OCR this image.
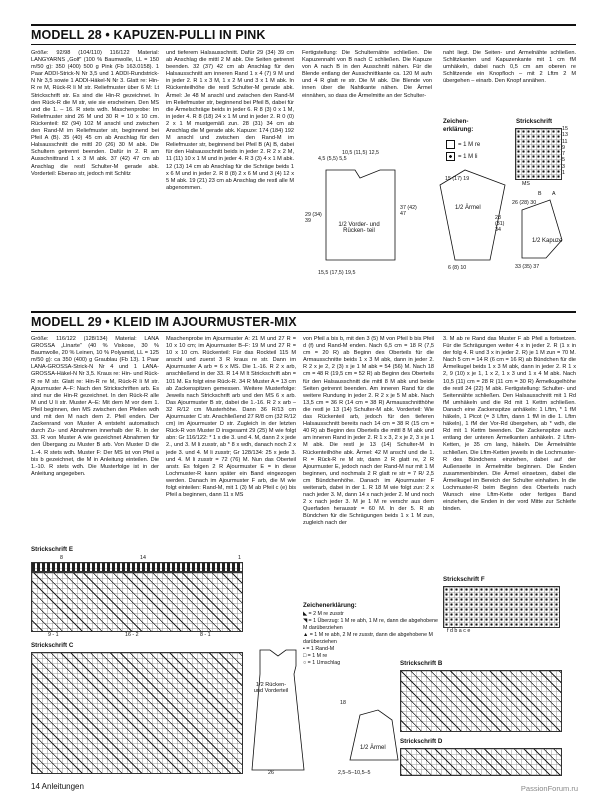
MODELL 28 • KAPUZEN-PULLI IN PINK
Größe: 92/98 (104/110) 116/122 Material: LANGYARNS „Golf“ (100 % Baumwolle, LL = 150 m/50 g): 350 (400) 500 g Pink (Fb 163.0158). 1 Paar ADDI-Strick-N Nr 3,5 und 1 ADDI-Rundstrick-N Nr 3,5 sowie 1 ADDI-Häkel-N Nr 3. Glatt re: Hin-R re M, Rück-R li M str. Reliefmuster über 6 M: Lt Strickschrift str. Es sind die Hin-R gezeichnet. In den Rück-R die M str, wie sie erscheinen. Den MS und die 1. – 16. R stets wdh. Maschenprobe: Im Reliefmuster sind 26 M und 30 R = 10 x 10 cm. Rückenteil: 82 (94) 102 M anschl und zwischen den Rand-M im Reliefmuster str, beginnend bei Pfeil A (B). 35 (40) 45 cm ab Anschlag für den Halsausschnitt die mittl 20 (26) 30 M abk. Die Schultern getrennt beenden. Dafür in 2. R am Ausschnittrand 1 x 3 M abk. 37 (42) 47 cm ab Anschlag die restl Schulter-M gerade abk. Vorderteil: Ebenso str, jedoch mit Schlitz
und tieferem Halsausschnitt. Dafür 29 (34) 39 cm ab Anschlag die mittl 2 M abk. Die Seiten getrennt beenden. 32 (37) 42 cm ab Anschlag für den Halsausschnitt am inneren Rand 1 x 4 (7) 9 M und in jeder 2. R 1 x 3 M, 1 x 2 M und 3 x 1 M abk. In Rückenteilhöhe die restl Schulter-M gerade abk. Ärmel: Je 48 M anschl und zwischen den Rand-M im Reliefmuster str, beginnend bei Pfeil B, dabei für die Ärmelschräge beids in jeder 6. R 8 (3) 0 x 1 M, in jeder 4. R 8 (18) 24 x 1 M und in jeder 2. R 0 (0) 2 x 1 M mustgemäß zun. 28 (31) 34 cm ab Anschlag die M gerade abk. Kapuze: 174 (184) 192 M anschl und zwischen den Rand-M im Reliefmuster str, beginnend bei Pfeil B (A) B, dabei für den Halsausschnitt beids in jeder 2. R 2 x 2 M, 11 (11) 10 x 1 M und in jeder 4. R 3 (3) 4 x 1 M abk. 12 (13) 14 cm ab Anschlag für die Schräge beids 1 x 6 M und in jeder 2. R 8 (8) 2 x 6 M und 3 (4) 12 x 5 M abk. 19 (21) 23 cm ab Anschlag die restl alle M abgenommen.
Fertigstellung: Die Schulternähte schließen. Die Kapuzennaht von B nach C schließen. Die Kapuze von A nach B in den Ausschnitt nähen. Für die Blende entlang der Ausschnittkante ca. 120 M aufn und 4 R glatt re str. Die M abk. Die Blende von innen über die Nahtkante nähen. Die Ärmel einnähen, so dass die Ärmelmitte an der Schulter-
naht liegt. Die Seiten- und Ärmelnähte schließen. Schlitzkanten und Kapuzenkante mit 1 cm fM umhäkeln, dabei nach 0,5 cm am oberen re Schlitzende ein Knopfloch – mit 2 Lftm 2 M übergehen – einarb. Den Knopf annähen.
Zeichen-erklärung:
= 1 M re
= 1 M li
Strickschrift
15
13
11
9
7
5
3
1
MS
B A
1/2 Vorder- und Rücken- teil
4,5 (5,5) 5,5
10,5 (11,5) 12,5
29 (34) 39
37 (42) 47
15,5 (17,5) 19,5
1/2 Ärmel
15 (17) 19
28 (31) 34
6 (8) 10
26 (28) 30
1/2 Kapuze
33 (35) 37
MODELL 29 • KLEID IM AJOURMUSTER-MIX
Größe: 116/122 (128/134) Material: LANA GROSSA „Linarte“ (40 % Viskose, 30 % Baumwolle, 20 % Leinen, 10 % Polyamid, LL = 125 m/50 g): ca 350 (400) g Graublau (Fb 13). 1 Paar LANA-GROSSA-Strick-N Nr 4 und 1 LANA-GROSSA-Häkel-N Nr 3,5. Kraus re: Hin- und Rück-R re M str. Glatt re: Hin-R re M, Rück-R li M str. Ajourmuster A–F: Nach den Strickschriften arb. Es sind nur die Hin-R gezeichnet. In den Rück-R alle M und U li str. Muster A–E: Mit dem M vor dem 1. Pfeil beginnen, den MS zwischen den Pfeilen wdh und mit den M nach dem 2. Pfeil enden. Der Zackenrand von Muster A entsteht automatisch durch Zu- und Abnahmen innerhalb der R. In der 33. R von Muster A wie gezeichnet Abnahmen für den Übergang zu Muster B arb. Von Muster D die 1.-4. R stets wdh. Muster F: Der MS ist von Pfeil a bis b gezeichnet, die M in Anleitung einteilen. Die 1.-10. R stets wdh. Die Musterfolge ist in der Anleitung angegeben.
Maschenprobe im Ajourmuster A: 21 M und 27 R = 10 x 10 cm; im Ajourmuster B–F: 19 M und 27 R = 10 x 10 cm. Rückenteil: Für das Rockteil 115 M anschl und zuerst 3 R kraus re str. Dann im Ajourmuster A arb = 6 x MS. Die 1.-16. R 2 x arb, anschließend in der 33. R 14 M lt Strickschrift abn = 101 M. Es folgt eine Rück-R. 34 R Muster A = 13 cm ab Zackenspitzen gemessen. Weitere Musterfolge: Jeweils nach Strickschrift arb und den MS 6 x arb. Das Ajourmuster B str, dabei die 1.-16. R 2 x arb – 32 R/12 cm Musterhöhe. Dann 36 R/13 cm Ajourmuster C str. Anschließend 27 R/8 cm (32 R/12 cm) im Ajourmuster D str. Zugleich in der letzten Rück-R von Muster D insgesamt 29 (25) M wie folgt abn: Gr 116/122: * 1 x die 3. und 4. M, dann 2 x jede 2., und 3. M li zusstr, ab * 8 x wdh, danach noch 2 x jede 3. und 4. M li zusstr; Gr 128/134: 25 x jede 3. und 4. M li zusstr = 72 (76) M. Nun das Oberteil anstr. Es folgen 2 R Ajourmuster E = in diese Lochmuster-R kann später ein Band eingezogen werden. Danach im Ajourmuster F arb, die M wie folgt einteilen: Rand-M, mit 1 (3) M ab Pfeil c (e) bis Pfeil a beginnen, dann 11 x MS
von Pfeil a bis b, mit den 3 (5) M von Pfeil b bis Pfeil d (f) und Rand-M enden. Nach 6,5 cm = 18 R (7,5 cm = 20 R) ab Beginn des Oberteils für die Armausschnitte beids 1 x 3 M abk, dann in jeder 2. R 2 x je 2, 2 (3) x je 1 M abk = 54 (56) M. Nach 18 cm = 48 R (19,5 cm = 52 R) ab Beginn des Oberteils für den Halsausschnitt die mittl 8 M abk und beide Seiten getrennt beenden. Am inneren Rand für die weitere Rundung in jeder 2. R 2 x je 5 M abk. Nach 13,5 cm = 36 R (14 cm = 38 R) Armausschnitthöhe die restl je 13 (14) Schulter-M abk. Vorderteil: Wie das Rückenteil arb, jedoch für den tieferen Halsausschnitt bereits nach 14 cm = 38 R (15 cm = 40 R) ab Beginn des Oberteils die mittl 8 M abk und am inneren Rand in jeder 2. R 1 x 3, 2 x je 2, 3 x je 1 M abk. Die restl je 13 (14) Schulter-M in Rückenteilhöhe abk. Ärmel: 42 M anschl und die 1. R = Rück-R re M str, dann 2 R glatt re, 2 R Ajourmuster E, jedoch nach der Rand-M nur mit 1 M beginnen, und nochmals 2 R glatt re str = 7 R/ 2,5 cm Bündchenhöhe. Danach im Ajourmuster F weiterarb, dabei in der 1. R 18 M wie folgt zun: 2 x nach jeder 3. M, dann 14 x nach jeder 2. M und noch 2 x nach jeder 3. M je 1 M re verschr aus dem Querfaden herausstr = 60 M. In der 5. R ab Bündchen für die Schrägungen beids 1 x 1 M zun, zugleich nach der
3. M ab re Rand das Muster F ab Pfeil a fortsetzen. Für die Schrägungen weiter 4 x in jeder 2. R (1 x in der folg 4. R und 3 x in jeder 2. R) je 1 M zun = 70 M. Nach 5 cm = 14 R (6 cm = 16 R) ab Bündchen für die Ärmelkugel beids 1 x 3 M abk, dann in jeder 2. R 1 x 2, 9 (10) x je 1, 1 x 2, 1 x 3 und 1 x 4 M abk. Nach 10,5 (11) cm = 28 R (11 cm = 30 R) Ärmelkugelhöhe die restl 24 (22) M abk. Fertigstellung: Schulter- und Seitennähte schließen. Den Halsausschnitt mit 1 Rd fM umhäkeln und die Rd mit 1 Kettm schließen. Danach eine Zackenspitze anhäkeln: 1 Lftm, * 1 fM häkeln, 1 Picot (= 3 Lftm, dann 1 fM in die 1. Lftm häkeln), 1 fM der Vor-Rd übergehen, ab * wdh, die Rd mit 1 Kettm beenden. Die Zackenspitze auch entlang der unteren Ärmelkanten anhäkeln. 2 Lftm-Ketten, je 35 cm lang, häkeln. Die Ärmelnähte schließen. Die Lftm-Ketten jeweils in die Lochmuster-R des Bündchens einziehen, dabei auf der Außenseite in Ärmelmitte beginnen. Die Enden zusammenbinden. Die Ärmel einsetzen, dabei die Ärmelkugel im Bereich der Schulter einhalten. In die Lochmuster-R beim Beginn des Oberteils nach Wunsch eine Lftm-Kette oder fertiges Band einziehen, die Enden in der vord Mitte zur Schleife binden.
Strickschrift E
8	14	1
9 - 1	16 - 2	8 - 1
Strickschrift C
1/2 Rücken- und Vorderteil
26
18
1/2 Ärmel
2,5–5–10,5–5
Zeichenerklärung:
◣ = 2 M re zusstr
◥ = 1 Überzug: 1 M re abh, 1 M re, dann die abgehobene M darüberziehen
▲ = 1 M re abh, 2 M re zusstr, dann die abgehobene M darüberziehen
▪ = 1 Rand-M
□ = 1 M re
○ = 1 Umschlag	Strickschrift B
Strickschrift F
f d b a c e
Strickschrift D
14 Anleitungen	PassionForum.ru
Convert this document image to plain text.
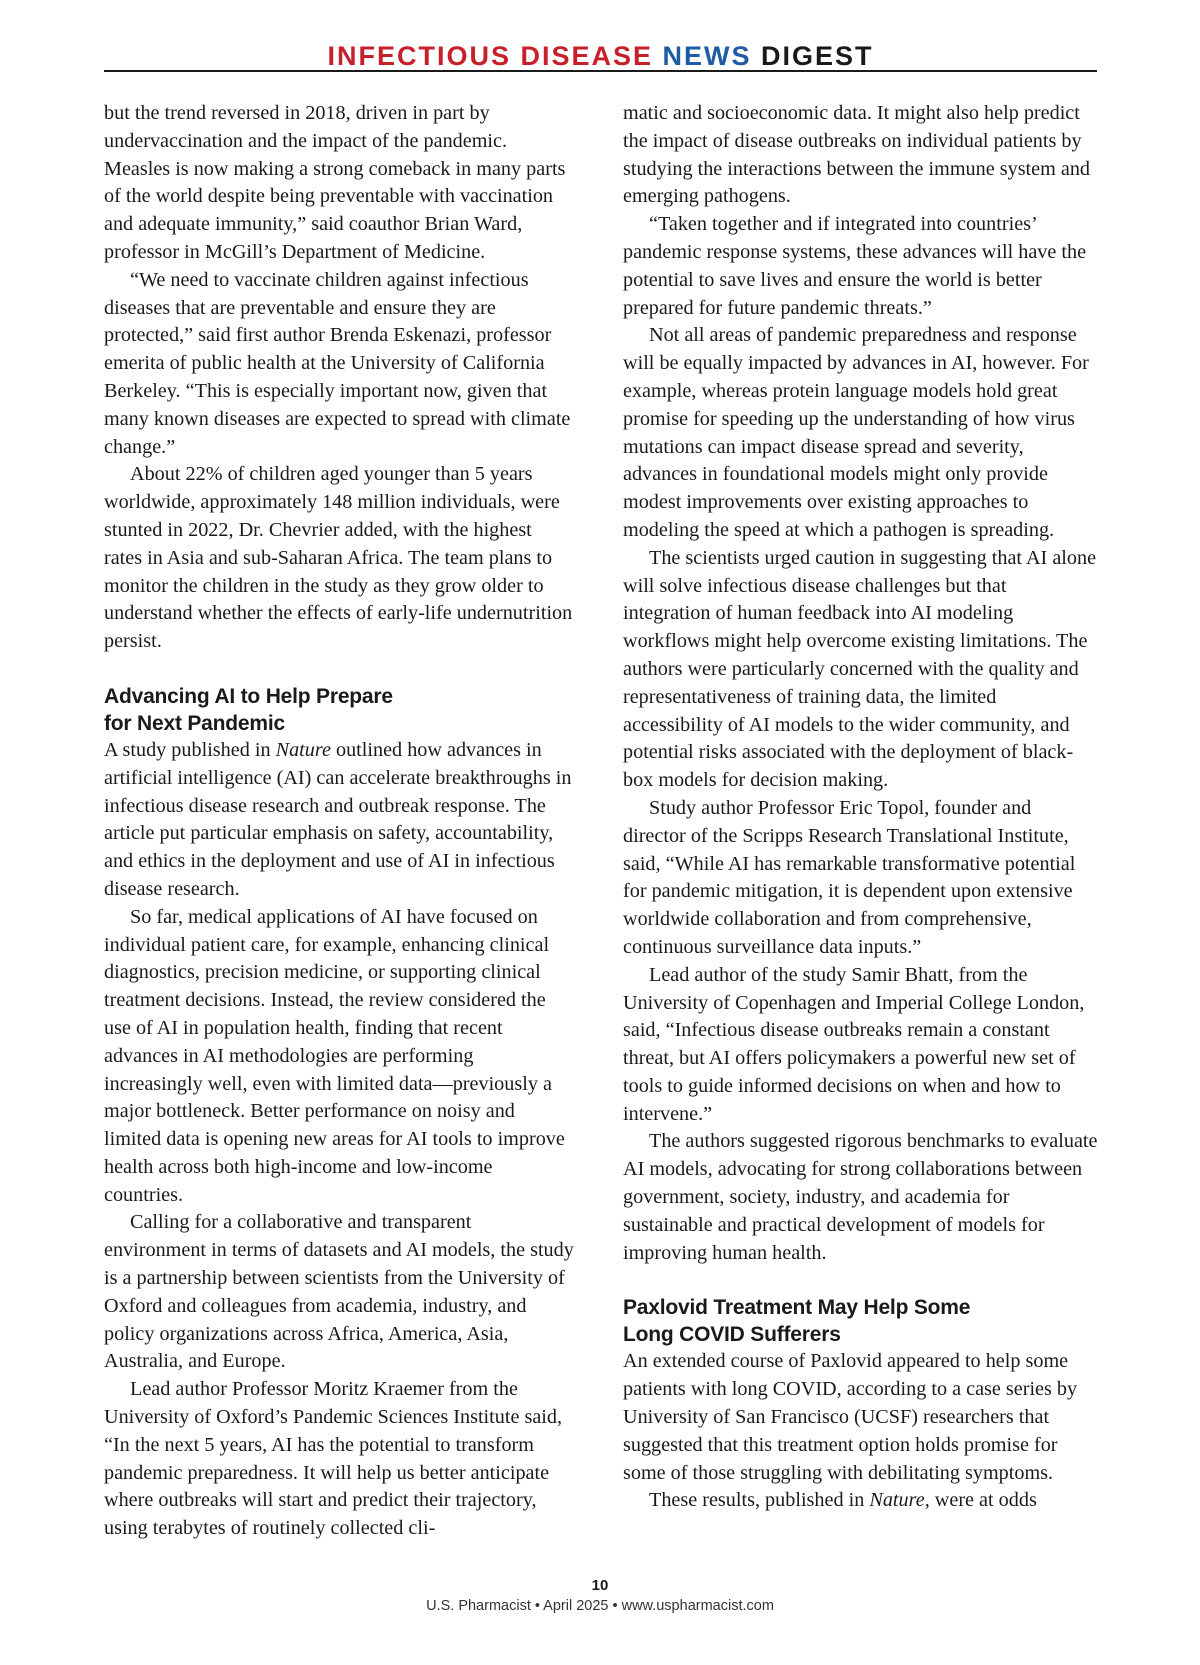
INFECTIOUS DISEASE NEWS DIGEST

but the trend reversed in 2018, driven in part by undervaccination and the impact of the pandemic. Measles is now making a strong comeback in many parts of the world despite being preventable with vaccination and adequate immunity,” said coauthor Brian Ward, professor in McGill’s Department of Medicine.

“We need to vaccinate children against infectious diseases that are preventable and ensure they are protected,” said first author Brenda Eskenazi, professor emerita of public health at the University of California Berkeley. “This is especially important now, given that many known diseases are expected to spread with climate change.”

About 22% of children aged younger than 5 years worldwide, approximately 148 million individuals, were stunted in 2022, Dr. Chevrier added, with the highest rates in Asia and sub-Saharan Africa. The team plans to monitor the children in the study as they grow older to understand whether the effects of early-life undernutrition persist.

Advancing AI to Help Prepare
for Next Pandemic

A study published in Nature outlined how advances in artificial intelligence (AI) can accelerate breakthroughs in infectious disease research and outbreak response. The article put particular emphasis on safety, accountability, and ethics in the deployment and use of AI in infectious disease research.

So far, medical applications of AI have focused on individual patient care, for example, enhancing clinical diagnostics, precision medicine, or supporting clinical treatment decisions. Instead, the review considered the use of AI in population health, finding that recent advances in AI methodologies are performing increasingly well, even with limited data—previously a major bottleneck. Better performance on noisy and limited data is opening new areas for AI tools to improve health across both high-income and low-income countries.

Calling for a collaborative and transparent environment in terms of datasets and AI models, the study is a partnership between scientists from the University of Oxford and colleagues from academia, industry, and policy organizations across Africa, America, Asia, Australia, and Europe.

Lead author Professor Moritz Kraemer from the University of Oxford’s Pandemic Sciences Institute said, “In the next 5 years, AI has the potential to transform pandemic preparedness. It will help us better anticipate where outbreaks will start and predict their trajectory, using terabytes of routinely collected cli-

matic and socioeconomic data. It might also help predict the impact of disease outbreaks on individual patients by studying the interactions between the immune system and emerging pathogens.

“Taken together and if integrated into countries’ pandemic response systems, these advances will have the potential to save lives and ensure the world is better prepared for future pandemic threats.”

Not all areas of pandemic preparedness and response will be equally impacted by advances in AI, however. For example, whereas protein language models hold great promise for speeding up the understanding of how virus mutations can impact disease spread and severity, advances in foundational models might only provide modest improvements over existing approaches to modeling the speed at which a pathogen is spreading.

The scientists urged caution in suggesting that AI alone will solve infectious disease challenges but that integration of human feedback into AI modeling workflows might help overcome existing limitations. The authors were particularly concerned with the quality and representativeness of training data, the limited accessibility of AI models to the wider community, and potential risks associated with the deployment of black-box models for decision making.

Study author Professor Eric Topol, founder and director of the Scripps Research Translational Institute, said, “While AI has remarkable transformative potential for pandemic mitigation, it is dependent upon extensive worldwide collaboration and from comprehensive, continuous surveillance data inputs.”

Lead author of the study Samir Bhatt, from the University of Copenhagen and Imperial College London, said, “Infectious disease outbreaks remain a constant threat, but AI offers policymakers a powerful new set of tools to guide informed decisions on when and how to intervene.”

The authors suggested rigorous benchmarks to evaluate AI models, advocating for strong collaborations between government, society, industry, and academia for sustainable and practical development of models for improving human health.

Paxlovid Treatment May Help Some
Long COVID Sufferers

An extended course of Paxlovid appeared to help some patients with long COVID, according to a case series by University of San Francisco (UCSF) researchers that suggested that this treatment option holds promise for some of those struggling with debilitating symptoms.

These results, published in Nature, were at odds

10
U.S. Pharmacist • April 2025 • www.uspharmacist.com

(BRIEF): Search the entries for the word "countries", then copy every line in which it is found.

(TASK ANSWER):
So far, medical applications of AI have focused on individual patient care, for example, enhancing clinical diagnostics, precision medicine, or supporting clinical treatment decisions. Instead, the review considered the use of AI in population health, finding that recent advances in AI methodologies are performing increasingly well, even with limited data—previously a major bottleneck. Better performance on noisy and limited data is opening new areas for AI tools to improve health across both high-income and low-income countries.
“Taken together and if integrated into countries’ pandemic response systems, these advances will have the potential to save lives and ensure the world is better prepared for future pandemic threats.”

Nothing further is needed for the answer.